## Do this:
Pick out each line of the records that includes the string "제공합니다", and copy it.

[Dataset items]
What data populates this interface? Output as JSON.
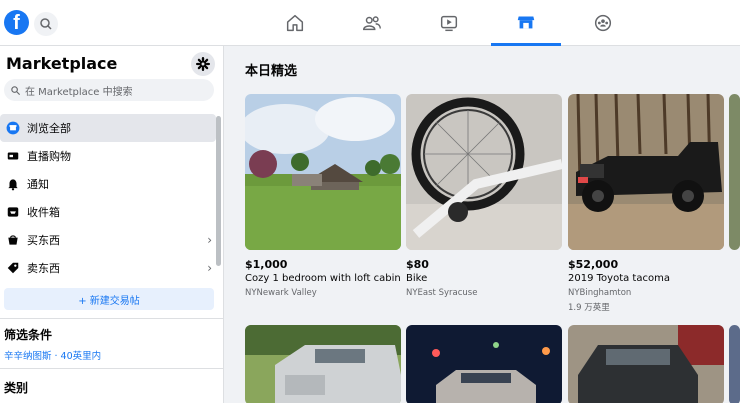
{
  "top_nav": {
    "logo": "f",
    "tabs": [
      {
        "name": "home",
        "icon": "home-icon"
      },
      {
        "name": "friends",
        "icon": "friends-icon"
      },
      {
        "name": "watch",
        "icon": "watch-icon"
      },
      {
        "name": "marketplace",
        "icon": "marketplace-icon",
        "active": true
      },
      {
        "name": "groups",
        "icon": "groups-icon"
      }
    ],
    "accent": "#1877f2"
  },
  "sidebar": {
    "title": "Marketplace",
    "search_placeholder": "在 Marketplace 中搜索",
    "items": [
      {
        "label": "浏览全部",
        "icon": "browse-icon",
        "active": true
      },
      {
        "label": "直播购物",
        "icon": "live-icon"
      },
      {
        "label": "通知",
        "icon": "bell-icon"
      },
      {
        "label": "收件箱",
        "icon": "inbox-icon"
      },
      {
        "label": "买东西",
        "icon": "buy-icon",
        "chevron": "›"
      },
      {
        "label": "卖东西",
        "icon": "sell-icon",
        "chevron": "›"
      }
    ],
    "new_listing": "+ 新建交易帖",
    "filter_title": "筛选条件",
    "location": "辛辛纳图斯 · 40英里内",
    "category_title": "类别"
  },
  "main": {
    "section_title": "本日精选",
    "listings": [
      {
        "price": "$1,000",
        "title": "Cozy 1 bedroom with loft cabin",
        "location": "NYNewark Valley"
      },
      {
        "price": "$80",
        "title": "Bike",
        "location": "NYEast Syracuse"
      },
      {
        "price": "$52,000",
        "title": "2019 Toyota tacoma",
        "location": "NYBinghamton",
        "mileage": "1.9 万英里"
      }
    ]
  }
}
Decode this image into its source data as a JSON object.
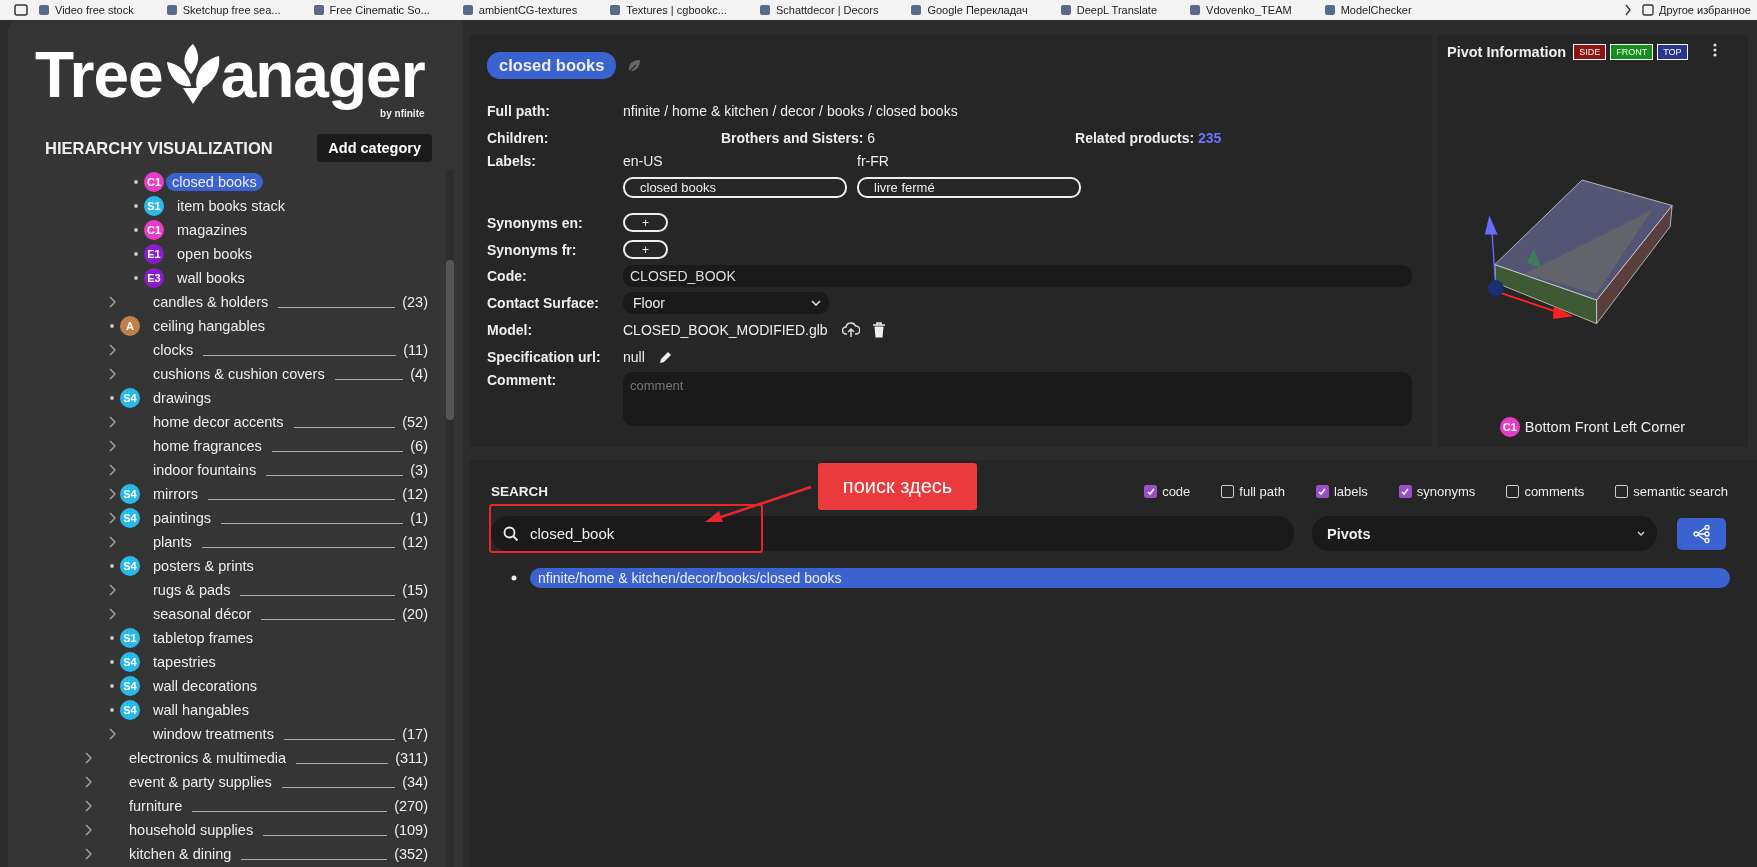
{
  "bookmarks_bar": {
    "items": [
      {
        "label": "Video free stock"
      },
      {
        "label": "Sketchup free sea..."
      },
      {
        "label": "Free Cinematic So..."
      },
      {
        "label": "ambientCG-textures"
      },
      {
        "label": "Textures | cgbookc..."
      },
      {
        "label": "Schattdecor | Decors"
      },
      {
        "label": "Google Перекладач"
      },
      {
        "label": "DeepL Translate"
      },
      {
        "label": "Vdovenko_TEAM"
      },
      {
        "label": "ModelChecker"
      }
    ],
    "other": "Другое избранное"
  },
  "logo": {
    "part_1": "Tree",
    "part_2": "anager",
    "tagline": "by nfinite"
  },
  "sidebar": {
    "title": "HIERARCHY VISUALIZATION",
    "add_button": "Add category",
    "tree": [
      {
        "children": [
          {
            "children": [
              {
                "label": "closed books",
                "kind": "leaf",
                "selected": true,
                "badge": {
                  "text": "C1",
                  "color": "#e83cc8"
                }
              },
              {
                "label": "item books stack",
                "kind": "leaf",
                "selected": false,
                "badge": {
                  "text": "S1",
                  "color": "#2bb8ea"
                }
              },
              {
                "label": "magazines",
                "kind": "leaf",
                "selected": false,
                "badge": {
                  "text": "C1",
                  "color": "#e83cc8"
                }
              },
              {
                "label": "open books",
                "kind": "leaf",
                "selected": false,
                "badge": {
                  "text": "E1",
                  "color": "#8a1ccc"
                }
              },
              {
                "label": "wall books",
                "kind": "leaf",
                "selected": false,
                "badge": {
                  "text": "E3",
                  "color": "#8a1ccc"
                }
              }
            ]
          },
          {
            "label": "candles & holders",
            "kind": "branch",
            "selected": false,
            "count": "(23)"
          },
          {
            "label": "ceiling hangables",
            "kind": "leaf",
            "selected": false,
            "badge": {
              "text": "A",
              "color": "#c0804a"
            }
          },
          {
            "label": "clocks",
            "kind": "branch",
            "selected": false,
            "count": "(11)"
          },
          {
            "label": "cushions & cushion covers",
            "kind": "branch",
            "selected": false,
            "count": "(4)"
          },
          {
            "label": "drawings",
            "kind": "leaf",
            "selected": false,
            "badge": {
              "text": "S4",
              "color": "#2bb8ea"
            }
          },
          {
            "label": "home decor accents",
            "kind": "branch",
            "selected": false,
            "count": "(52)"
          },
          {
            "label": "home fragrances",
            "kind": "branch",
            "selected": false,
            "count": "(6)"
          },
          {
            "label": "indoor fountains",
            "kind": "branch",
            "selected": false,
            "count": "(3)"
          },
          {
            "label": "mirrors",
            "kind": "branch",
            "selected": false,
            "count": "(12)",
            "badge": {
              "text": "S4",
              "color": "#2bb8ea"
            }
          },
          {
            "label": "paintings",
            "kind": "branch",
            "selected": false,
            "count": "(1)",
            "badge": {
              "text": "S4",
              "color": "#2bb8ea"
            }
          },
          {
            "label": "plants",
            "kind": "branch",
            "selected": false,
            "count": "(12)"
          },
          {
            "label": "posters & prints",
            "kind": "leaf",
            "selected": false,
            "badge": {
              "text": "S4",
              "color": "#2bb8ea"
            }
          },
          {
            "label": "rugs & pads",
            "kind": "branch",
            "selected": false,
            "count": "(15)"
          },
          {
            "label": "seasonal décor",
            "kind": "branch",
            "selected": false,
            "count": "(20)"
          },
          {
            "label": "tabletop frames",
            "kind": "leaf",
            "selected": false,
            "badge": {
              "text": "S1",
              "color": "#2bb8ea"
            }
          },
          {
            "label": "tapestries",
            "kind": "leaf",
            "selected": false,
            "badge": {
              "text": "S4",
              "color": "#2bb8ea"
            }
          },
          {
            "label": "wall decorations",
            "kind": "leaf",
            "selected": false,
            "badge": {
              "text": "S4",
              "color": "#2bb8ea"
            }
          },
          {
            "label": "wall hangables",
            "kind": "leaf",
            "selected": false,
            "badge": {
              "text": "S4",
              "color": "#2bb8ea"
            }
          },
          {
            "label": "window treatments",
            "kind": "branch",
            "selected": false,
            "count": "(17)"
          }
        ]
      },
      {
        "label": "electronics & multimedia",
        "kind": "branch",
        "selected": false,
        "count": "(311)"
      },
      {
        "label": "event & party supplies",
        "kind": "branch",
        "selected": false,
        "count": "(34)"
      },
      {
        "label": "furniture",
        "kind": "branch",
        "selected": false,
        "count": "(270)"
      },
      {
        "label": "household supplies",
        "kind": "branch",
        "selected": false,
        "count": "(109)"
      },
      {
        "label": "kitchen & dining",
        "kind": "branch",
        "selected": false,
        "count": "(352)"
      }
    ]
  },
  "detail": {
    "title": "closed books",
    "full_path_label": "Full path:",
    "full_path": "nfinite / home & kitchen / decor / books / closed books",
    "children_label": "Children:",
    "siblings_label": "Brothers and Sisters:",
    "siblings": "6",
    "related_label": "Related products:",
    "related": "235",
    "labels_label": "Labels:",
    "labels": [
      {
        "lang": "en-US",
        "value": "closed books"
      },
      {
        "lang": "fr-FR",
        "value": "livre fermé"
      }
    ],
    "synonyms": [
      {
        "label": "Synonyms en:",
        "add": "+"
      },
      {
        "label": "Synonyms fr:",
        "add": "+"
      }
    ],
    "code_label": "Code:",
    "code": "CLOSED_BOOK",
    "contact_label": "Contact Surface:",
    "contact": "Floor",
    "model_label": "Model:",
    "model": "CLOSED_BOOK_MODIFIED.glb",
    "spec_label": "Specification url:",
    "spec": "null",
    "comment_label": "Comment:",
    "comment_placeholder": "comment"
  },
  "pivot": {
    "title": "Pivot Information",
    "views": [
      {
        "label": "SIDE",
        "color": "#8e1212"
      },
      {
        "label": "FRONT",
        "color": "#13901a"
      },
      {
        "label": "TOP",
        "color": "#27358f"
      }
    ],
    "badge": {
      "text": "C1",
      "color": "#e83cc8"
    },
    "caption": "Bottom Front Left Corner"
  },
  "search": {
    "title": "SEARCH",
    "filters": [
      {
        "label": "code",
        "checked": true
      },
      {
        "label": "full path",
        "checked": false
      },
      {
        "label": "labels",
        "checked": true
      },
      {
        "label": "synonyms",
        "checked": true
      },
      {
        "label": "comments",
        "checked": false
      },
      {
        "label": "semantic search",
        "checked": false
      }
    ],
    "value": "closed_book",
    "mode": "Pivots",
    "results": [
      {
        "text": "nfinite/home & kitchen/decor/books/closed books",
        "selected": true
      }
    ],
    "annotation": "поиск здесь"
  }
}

--

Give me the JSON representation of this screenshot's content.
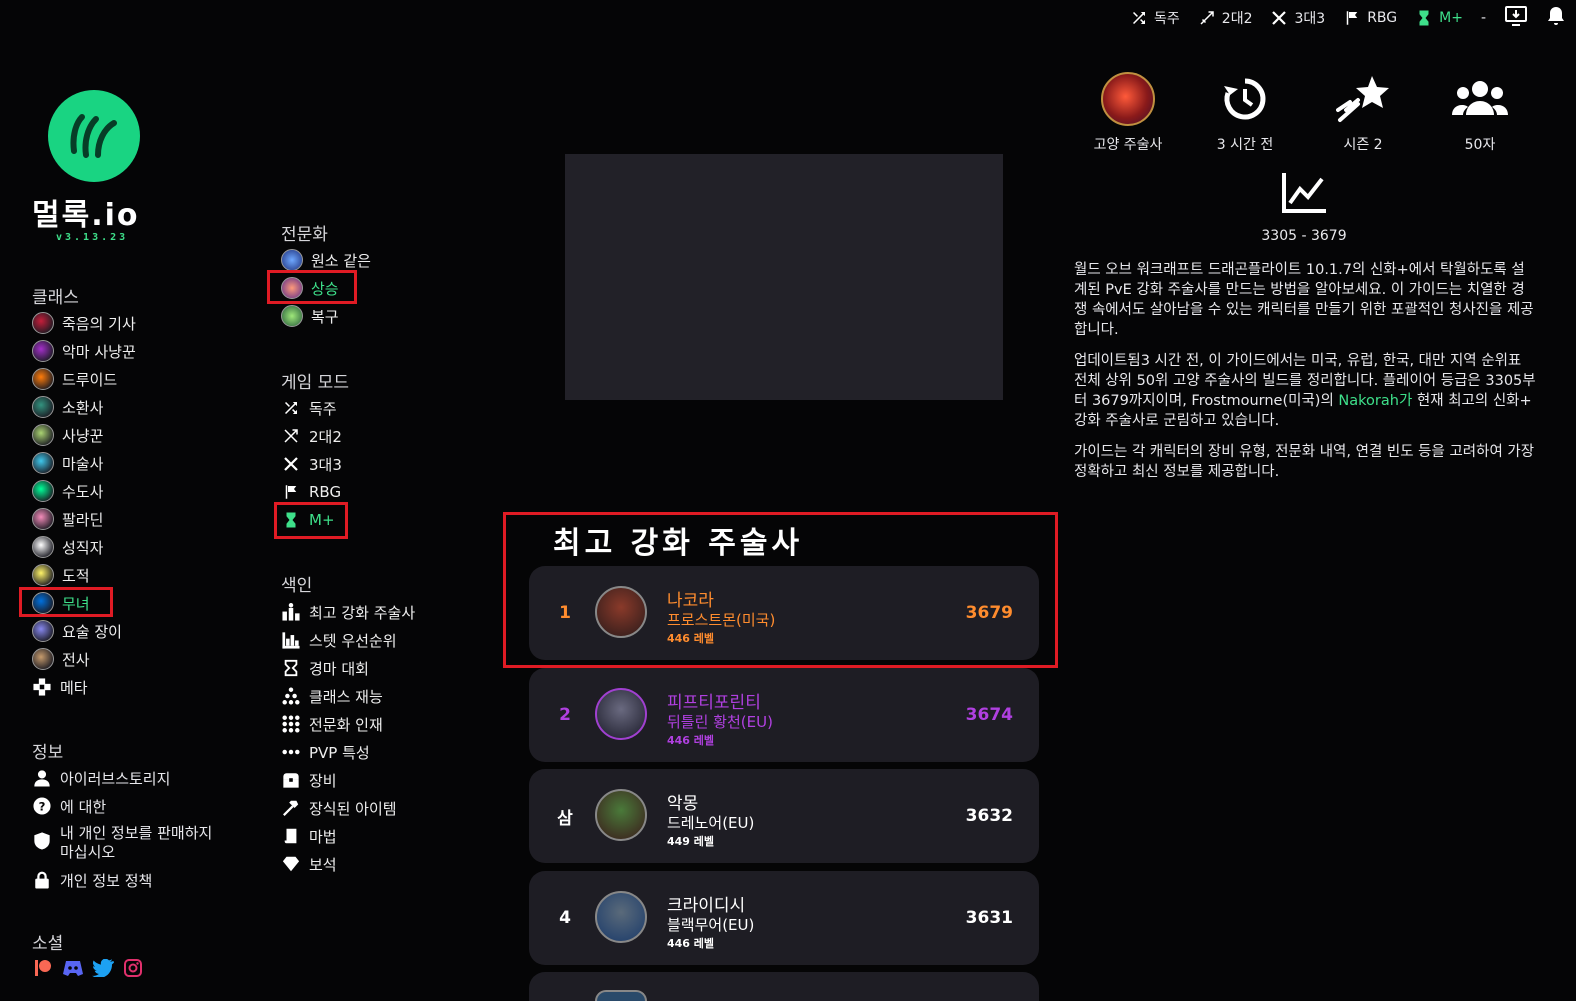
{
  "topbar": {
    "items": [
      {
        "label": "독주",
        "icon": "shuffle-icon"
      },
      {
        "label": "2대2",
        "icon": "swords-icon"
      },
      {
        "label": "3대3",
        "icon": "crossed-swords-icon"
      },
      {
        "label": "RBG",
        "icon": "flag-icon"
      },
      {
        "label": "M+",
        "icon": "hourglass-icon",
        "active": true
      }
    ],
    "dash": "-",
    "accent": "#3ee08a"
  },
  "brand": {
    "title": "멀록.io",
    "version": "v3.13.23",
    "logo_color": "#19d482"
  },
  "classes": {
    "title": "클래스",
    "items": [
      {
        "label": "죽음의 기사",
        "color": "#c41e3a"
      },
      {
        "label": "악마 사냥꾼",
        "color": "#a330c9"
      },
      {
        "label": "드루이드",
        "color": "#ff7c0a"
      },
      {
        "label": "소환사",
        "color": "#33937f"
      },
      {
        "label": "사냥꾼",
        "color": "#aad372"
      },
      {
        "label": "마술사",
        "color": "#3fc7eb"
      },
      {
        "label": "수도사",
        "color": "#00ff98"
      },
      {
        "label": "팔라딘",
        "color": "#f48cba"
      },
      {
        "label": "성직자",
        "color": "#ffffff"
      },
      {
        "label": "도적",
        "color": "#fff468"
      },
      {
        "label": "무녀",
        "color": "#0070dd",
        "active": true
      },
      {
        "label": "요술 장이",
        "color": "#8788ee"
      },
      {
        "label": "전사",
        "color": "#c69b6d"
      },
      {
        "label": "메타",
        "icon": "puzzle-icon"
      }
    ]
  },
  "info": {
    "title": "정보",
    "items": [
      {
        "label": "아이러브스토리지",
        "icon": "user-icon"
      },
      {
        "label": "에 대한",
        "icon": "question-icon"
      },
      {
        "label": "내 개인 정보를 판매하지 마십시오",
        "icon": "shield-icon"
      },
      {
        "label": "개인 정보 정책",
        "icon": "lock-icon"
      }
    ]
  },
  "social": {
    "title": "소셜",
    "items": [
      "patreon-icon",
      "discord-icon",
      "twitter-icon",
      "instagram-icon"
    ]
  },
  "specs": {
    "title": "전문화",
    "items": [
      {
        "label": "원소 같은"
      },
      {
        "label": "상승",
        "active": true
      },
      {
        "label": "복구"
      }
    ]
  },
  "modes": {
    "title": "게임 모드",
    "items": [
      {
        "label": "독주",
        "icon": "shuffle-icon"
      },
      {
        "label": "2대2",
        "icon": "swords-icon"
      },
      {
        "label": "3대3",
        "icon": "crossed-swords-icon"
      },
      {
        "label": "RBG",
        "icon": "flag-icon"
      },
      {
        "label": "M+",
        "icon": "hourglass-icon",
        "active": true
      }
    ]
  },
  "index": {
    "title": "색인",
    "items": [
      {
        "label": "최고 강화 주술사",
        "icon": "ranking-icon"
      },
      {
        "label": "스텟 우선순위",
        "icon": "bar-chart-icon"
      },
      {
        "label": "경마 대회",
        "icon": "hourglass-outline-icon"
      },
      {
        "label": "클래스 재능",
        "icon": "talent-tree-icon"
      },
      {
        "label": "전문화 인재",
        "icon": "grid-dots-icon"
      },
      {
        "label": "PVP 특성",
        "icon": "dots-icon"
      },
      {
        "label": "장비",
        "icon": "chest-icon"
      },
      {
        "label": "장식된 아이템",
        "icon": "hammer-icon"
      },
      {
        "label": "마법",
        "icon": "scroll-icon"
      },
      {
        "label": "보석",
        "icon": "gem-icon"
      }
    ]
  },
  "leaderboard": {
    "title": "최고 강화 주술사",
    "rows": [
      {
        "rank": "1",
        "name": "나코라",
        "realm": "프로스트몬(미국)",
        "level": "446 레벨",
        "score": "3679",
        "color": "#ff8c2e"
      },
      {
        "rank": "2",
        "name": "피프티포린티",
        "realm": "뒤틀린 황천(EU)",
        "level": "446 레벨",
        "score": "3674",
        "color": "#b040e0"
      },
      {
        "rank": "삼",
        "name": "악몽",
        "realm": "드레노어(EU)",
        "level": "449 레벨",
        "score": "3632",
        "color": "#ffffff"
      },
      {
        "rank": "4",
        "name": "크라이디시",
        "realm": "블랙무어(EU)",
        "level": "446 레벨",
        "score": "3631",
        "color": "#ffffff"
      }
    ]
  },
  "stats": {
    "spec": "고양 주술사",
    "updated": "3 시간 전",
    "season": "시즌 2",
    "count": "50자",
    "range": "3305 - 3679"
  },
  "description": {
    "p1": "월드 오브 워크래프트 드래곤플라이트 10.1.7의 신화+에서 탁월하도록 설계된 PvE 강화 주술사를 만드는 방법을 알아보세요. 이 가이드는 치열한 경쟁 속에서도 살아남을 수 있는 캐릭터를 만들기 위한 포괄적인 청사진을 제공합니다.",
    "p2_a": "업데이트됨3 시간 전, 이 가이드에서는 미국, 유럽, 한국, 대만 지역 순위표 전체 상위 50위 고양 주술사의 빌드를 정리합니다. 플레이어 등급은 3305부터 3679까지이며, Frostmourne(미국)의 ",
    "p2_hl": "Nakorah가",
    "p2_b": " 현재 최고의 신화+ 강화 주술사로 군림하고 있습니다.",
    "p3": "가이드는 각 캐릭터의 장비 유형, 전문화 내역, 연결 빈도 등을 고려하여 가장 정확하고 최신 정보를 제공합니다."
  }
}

## Solution for this problem:
    "p1": "월드 오브 워크래프트 드래곤플라이트 10.1.7의 신화+에서 탁월하도록 설계된 PvE 강화 주술사를 만드는 방법을 알아보세요. 이 가이드는 치열한 경쟁 속에서도 살아남을 수 있는 캐릭터를 만들기 위한 포괄적인 청사진을 제공합니다.",
    "p3": "가이드는 각 캐릭터의 장비 유형, 전문화 내역, 연결 빈도 등을 고려하여 가장 정확하고 최신 정보를 제공합니다."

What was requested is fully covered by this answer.